GIVEN INSTRUCTION :: Copy each entry as it stands, leaving nothing out.

Stored records ::
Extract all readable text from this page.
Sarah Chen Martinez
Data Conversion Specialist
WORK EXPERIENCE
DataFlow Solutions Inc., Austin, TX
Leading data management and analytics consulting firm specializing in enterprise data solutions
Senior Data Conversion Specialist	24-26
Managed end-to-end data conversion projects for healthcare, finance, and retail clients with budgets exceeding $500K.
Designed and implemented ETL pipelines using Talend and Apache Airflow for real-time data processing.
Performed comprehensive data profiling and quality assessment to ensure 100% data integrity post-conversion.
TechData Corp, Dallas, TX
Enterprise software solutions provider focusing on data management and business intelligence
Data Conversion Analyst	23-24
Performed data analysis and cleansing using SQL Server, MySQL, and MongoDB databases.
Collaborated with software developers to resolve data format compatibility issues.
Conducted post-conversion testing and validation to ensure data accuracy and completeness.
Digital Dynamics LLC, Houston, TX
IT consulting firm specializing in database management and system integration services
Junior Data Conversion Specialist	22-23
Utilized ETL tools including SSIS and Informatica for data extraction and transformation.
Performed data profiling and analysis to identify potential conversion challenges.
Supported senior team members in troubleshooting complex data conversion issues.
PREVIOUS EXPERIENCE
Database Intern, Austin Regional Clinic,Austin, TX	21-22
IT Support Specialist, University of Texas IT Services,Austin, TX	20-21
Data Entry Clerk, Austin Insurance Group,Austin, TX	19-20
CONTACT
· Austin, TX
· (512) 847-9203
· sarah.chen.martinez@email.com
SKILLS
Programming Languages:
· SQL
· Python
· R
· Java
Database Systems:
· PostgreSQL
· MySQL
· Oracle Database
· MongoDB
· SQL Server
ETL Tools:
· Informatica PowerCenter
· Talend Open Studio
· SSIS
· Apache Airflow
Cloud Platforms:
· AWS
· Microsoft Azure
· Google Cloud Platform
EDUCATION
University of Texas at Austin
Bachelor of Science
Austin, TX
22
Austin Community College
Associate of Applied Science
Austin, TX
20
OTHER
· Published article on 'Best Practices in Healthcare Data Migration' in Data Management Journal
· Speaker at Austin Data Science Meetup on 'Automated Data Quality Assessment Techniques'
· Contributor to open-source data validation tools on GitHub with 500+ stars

EXERCISE ANSWER ::
Extract all readable text from this page.
Sarah Chen Martinez
Data Conversion Specialist
WORK EXPERIENCE
DataFlow Solutions Inc., Austin, TX
Leading data management and analytics consulting firm specializing in enterprise data solutions
Senior Data Conversion Specialist	24-26
Managed end-to-end data conversion projects for healthcare, finance, and retail clients with budgets exceeding $500K.
Designed and implemented ETL pipelines using Talend and Apache Airflow for real-time data processing.
Performed comprehensive data profiling and quality assessment to ensure 100% data integrity post-conversion.
TechData Corp, Dallas, TX
Enterprise software solutions provider focusing on data management and business intelligence
Data Conversion Analyst	23-24
Performed data analysis and cleansing using SQL Server, MySQL, and MongoDB databases.
Collaborated with software developers to resolve data format compatibility issues.
Conducted post-conversion testing and validation to ensure data accuracy and completeness.
Digital Dynamics LLC, Houston, TX
IT consulting firm specializing in database management and system integration services
Junior Data Conversion Specialist	22-23
Utilized ETL tools including SSIS and Informatica for data extraction and transformation.
Performed data profiling and analysis to identify potential conversion challenges.
Supported senior team members in troubleshooting complex data conversion issues.
PREVIOUS EXPERIENCE
Database Intern, Austin Regional Clinic,Austin, TX	21-22
IT Support Specialist, University of Texas IT Services,Austin, TX	20-21
Data Entry Clerk, Austin Insurance Group,Austin, TX	19-20
CONTACT
· Austin, TX
· (512) 847-9203
· sarah.chen.martinez@email.com
SKILLS
Programming Languages:
· SQL
· Python
· R
· Java
Database Systems:
· PostgreSQL
· MySQL
· Oracle Database
· MongoDB
· SQL Server
ETL Tools:
· Informatica PowerCenter
· Talend Open Studio
· SSIS
· Apache Airflow
Cloud Platforms:
· AWS
· Microsoft Azure
· Google Cloud Platform
EDUCATION
University of Texas at Austin
Bachelor of Science
Austin, TX
22
Austin Community College
Associate of Applied Science
Austin, TX
20
OTHER
· Published article on 'Best Practices in Healthcare Data Migration' in Data Management Journal
· Speaker at Austin Data Science Meetup on 'Automated Data Quality Assessment Techniques'
· Contributor to open-source data validation tools on GitHub with 500+ stars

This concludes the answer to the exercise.